#### DIRECTIVE:
Using the records below, count the lines with "clipboard" in them. Give the number only.

#### MATERIAL PROVIDED:
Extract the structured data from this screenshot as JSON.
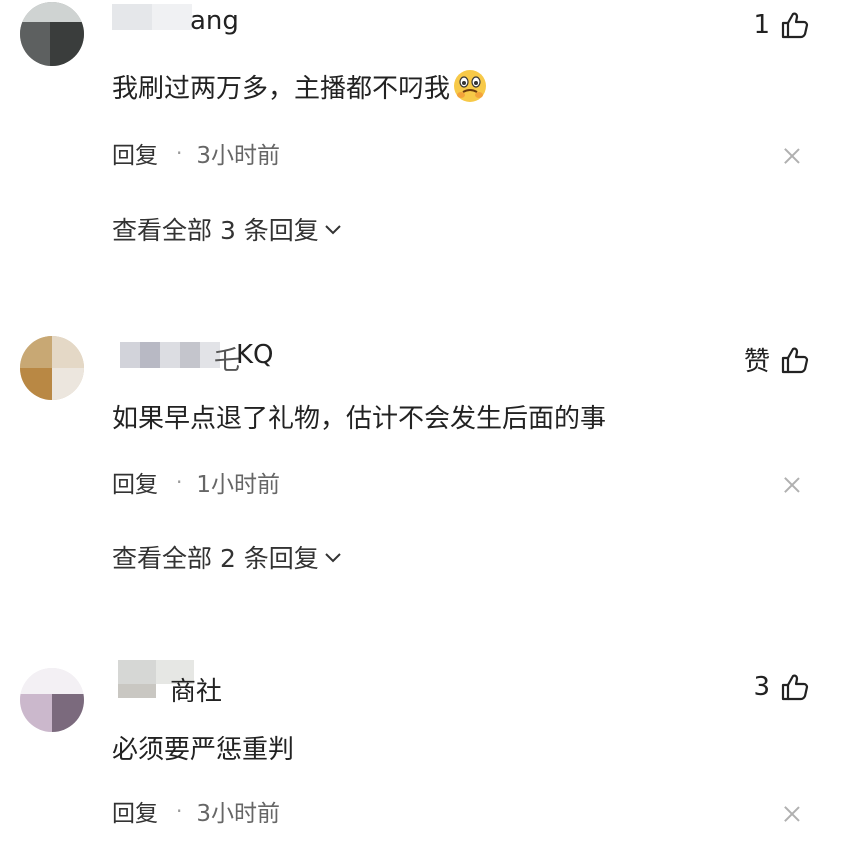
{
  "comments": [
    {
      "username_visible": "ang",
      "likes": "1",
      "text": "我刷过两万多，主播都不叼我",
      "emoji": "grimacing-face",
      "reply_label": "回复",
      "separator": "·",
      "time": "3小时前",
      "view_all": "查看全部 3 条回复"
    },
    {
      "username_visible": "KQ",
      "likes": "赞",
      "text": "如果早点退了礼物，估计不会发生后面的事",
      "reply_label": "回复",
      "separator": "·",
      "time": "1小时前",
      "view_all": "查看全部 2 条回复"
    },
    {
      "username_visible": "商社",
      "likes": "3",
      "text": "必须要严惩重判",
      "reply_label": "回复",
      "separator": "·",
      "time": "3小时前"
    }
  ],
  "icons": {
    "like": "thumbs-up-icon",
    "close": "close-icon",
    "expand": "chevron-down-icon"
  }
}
==
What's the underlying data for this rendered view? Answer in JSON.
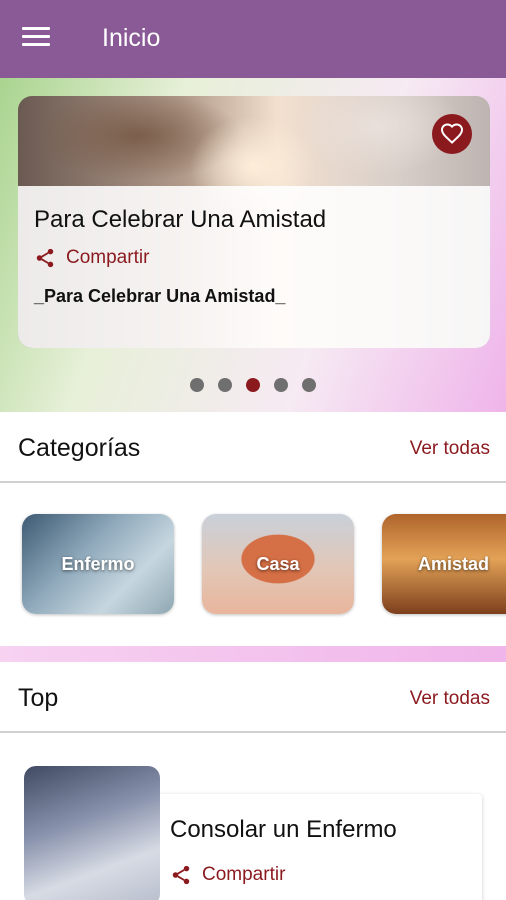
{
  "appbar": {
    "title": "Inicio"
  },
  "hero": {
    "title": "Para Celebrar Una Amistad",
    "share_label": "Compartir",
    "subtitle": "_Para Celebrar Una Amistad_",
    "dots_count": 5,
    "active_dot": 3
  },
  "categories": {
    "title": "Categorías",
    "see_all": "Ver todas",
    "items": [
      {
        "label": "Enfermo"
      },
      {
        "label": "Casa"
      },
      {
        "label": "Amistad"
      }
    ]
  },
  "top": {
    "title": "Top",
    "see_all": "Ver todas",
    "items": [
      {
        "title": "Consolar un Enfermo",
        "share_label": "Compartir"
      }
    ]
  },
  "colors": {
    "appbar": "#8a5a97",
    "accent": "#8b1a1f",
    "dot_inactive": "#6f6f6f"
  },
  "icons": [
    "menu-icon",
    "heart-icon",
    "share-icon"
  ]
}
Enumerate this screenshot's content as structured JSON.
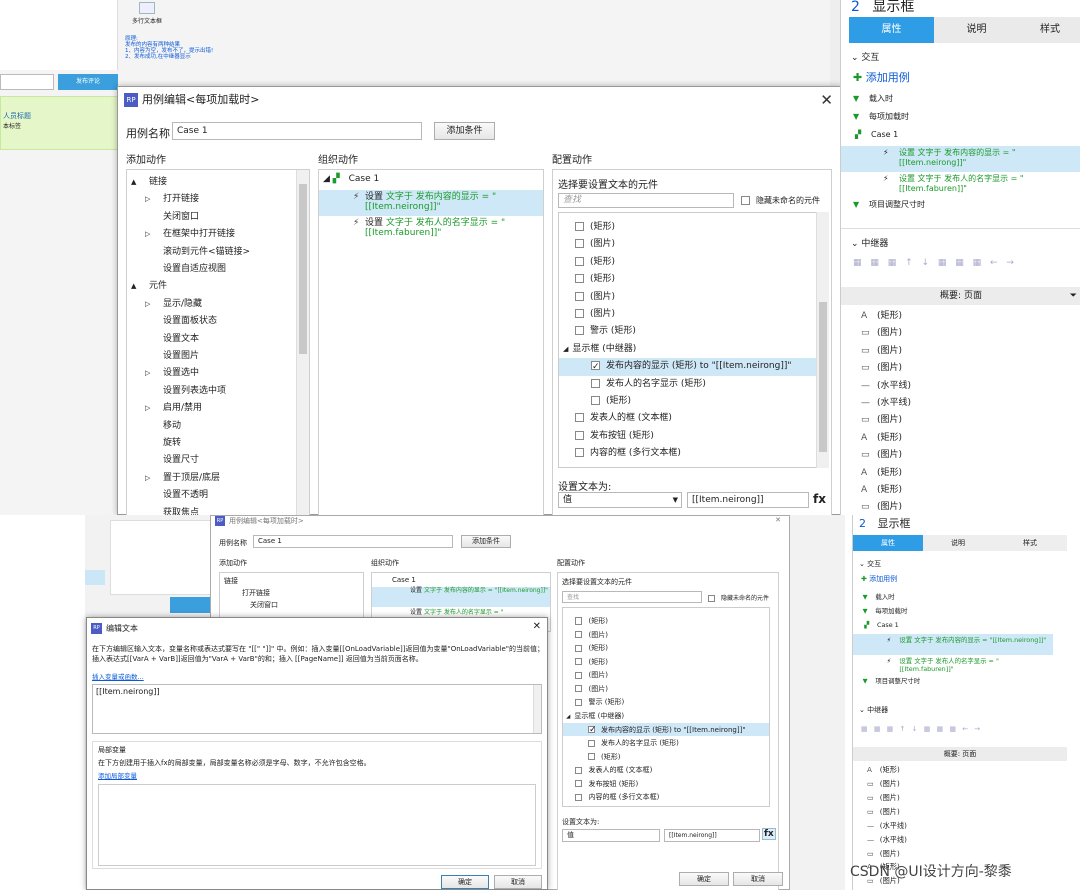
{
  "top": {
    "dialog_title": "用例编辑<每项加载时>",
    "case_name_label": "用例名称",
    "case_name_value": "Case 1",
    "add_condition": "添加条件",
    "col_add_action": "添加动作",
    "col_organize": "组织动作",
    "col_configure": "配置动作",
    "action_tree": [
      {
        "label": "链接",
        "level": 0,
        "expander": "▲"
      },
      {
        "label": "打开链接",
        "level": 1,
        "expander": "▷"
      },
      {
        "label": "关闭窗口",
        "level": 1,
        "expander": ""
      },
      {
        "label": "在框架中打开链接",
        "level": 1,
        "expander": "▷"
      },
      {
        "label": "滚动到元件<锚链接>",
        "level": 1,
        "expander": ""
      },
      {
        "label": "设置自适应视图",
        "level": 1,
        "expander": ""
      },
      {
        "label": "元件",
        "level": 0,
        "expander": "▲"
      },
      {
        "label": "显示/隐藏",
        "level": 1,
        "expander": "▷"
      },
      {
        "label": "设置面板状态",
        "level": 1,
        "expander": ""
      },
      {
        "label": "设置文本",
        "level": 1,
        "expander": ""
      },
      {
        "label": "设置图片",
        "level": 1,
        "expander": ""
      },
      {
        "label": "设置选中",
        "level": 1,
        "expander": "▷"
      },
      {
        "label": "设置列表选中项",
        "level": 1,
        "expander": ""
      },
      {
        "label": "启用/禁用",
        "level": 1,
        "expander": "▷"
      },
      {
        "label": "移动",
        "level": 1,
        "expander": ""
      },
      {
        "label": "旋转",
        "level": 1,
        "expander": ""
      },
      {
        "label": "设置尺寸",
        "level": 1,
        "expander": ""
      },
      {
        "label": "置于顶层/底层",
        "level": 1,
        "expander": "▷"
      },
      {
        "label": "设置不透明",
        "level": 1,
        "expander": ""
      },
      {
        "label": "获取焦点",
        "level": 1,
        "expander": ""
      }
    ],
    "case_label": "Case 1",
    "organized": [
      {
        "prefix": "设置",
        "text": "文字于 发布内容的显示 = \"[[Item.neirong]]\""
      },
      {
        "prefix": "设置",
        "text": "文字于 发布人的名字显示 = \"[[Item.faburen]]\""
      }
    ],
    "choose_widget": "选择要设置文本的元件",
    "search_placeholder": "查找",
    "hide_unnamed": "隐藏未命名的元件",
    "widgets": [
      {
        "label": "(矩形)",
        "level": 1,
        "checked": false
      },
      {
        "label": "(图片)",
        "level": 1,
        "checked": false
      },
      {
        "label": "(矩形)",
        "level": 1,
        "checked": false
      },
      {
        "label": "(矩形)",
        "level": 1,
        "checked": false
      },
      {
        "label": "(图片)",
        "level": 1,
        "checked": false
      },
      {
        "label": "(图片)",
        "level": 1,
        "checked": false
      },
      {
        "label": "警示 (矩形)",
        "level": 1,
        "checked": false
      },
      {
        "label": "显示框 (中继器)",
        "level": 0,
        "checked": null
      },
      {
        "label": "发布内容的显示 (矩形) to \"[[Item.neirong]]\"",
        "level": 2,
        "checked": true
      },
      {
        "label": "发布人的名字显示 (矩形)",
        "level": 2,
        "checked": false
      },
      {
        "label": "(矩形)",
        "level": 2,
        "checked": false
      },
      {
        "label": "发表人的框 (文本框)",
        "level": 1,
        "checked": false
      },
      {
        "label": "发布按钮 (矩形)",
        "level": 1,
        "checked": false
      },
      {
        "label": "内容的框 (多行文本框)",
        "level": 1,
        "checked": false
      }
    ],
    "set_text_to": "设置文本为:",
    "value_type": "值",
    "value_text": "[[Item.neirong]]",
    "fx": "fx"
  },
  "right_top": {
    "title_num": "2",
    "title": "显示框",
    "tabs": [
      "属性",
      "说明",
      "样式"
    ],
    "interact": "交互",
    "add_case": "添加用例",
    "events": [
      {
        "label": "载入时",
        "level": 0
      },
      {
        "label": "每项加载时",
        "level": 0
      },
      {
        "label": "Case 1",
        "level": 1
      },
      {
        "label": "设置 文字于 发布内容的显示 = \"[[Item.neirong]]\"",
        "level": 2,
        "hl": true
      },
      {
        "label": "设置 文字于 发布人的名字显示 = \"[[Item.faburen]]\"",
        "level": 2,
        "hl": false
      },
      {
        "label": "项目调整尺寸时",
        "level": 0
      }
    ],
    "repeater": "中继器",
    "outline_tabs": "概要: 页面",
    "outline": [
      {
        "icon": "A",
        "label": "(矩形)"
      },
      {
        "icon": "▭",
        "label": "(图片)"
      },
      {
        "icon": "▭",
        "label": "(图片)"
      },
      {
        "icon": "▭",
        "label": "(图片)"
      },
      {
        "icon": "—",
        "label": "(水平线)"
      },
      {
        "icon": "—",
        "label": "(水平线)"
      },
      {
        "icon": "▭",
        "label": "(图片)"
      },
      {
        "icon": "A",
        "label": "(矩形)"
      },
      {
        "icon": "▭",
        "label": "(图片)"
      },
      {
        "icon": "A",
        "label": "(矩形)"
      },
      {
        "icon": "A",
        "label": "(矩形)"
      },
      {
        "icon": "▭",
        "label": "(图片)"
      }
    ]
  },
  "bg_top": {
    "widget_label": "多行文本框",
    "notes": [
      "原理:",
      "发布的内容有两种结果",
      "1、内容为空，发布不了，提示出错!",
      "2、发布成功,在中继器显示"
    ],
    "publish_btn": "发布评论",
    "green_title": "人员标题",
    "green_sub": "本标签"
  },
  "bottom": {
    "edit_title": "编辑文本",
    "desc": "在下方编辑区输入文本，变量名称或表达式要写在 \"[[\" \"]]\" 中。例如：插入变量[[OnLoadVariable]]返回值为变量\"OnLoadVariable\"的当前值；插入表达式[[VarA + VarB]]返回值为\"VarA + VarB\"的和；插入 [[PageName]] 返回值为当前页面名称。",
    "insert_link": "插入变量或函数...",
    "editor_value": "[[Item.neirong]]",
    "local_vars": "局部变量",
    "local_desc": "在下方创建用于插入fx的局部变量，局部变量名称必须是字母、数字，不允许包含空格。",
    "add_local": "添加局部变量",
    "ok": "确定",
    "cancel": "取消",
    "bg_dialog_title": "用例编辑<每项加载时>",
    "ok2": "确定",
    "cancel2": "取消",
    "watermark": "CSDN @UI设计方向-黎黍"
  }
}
==
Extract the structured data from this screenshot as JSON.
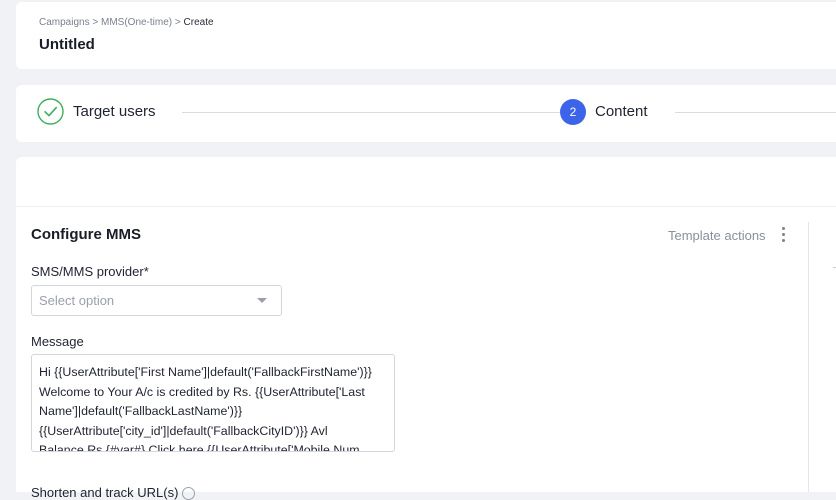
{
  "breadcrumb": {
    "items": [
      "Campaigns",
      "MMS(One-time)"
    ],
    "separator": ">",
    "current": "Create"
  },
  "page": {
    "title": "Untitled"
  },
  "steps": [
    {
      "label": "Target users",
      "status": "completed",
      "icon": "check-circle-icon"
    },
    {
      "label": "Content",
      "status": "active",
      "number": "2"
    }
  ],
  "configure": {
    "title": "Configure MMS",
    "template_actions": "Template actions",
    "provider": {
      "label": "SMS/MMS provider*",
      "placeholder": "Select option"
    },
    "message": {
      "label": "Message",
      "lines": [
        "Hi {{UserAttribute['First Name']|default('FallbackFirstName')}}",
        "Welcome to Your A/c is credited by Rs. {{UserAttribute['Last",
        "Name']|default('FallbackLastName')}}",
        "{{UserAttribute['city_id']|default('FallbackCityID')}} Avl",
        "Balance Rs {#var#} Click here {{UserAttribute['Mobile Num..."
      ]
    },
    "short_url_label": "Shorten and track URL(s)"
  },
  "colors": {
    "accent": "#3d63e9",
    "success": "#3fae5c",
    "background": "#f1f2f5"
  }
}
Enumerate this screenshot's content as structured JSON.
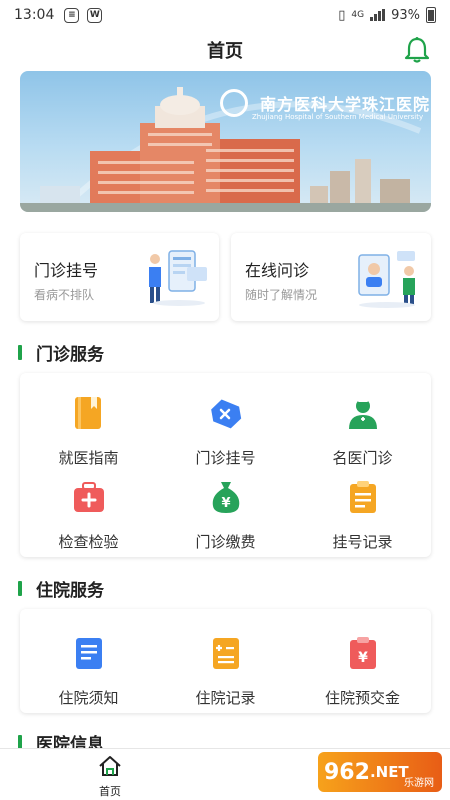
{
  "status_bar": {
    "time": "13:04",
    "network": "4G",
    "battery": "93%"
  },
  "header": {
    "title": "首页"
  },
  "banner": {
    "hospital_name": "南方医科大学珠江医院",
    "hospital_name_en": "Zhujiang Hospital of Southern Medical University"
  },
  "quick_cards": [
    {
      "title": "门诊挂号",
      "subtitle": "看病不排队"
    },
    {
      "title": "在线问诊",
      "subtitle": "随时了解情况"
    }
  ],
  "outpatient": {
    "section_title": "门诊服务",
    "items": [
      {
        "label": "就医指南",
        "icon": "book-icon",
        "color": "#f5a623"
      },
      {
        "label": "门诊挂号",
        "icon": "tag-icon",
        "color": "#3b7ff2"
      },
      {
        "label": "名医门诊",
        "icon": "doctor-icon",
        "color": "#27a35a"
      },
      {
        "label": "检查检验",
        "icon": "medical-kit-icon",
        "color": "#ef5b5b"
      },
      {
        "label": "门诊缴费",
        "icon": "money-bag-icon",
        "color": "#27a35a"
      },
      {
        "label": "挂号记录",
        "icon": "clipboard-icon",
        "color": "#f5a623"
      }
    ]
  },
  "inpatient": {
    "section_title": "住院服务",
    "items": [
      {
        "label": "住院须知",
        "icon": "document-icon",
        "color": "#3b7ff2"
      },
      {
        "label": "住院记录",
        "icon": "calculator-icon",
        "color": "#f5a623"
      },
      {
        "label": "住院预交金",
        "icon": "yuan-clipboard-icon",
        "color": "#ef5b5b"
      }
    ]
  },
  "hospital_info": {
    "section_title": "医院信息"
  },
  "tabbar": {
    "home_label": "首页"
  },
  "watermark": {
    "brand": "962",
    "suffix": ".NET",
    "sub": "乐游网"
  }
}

#### RESULT FOR THIS EXERCISE:
2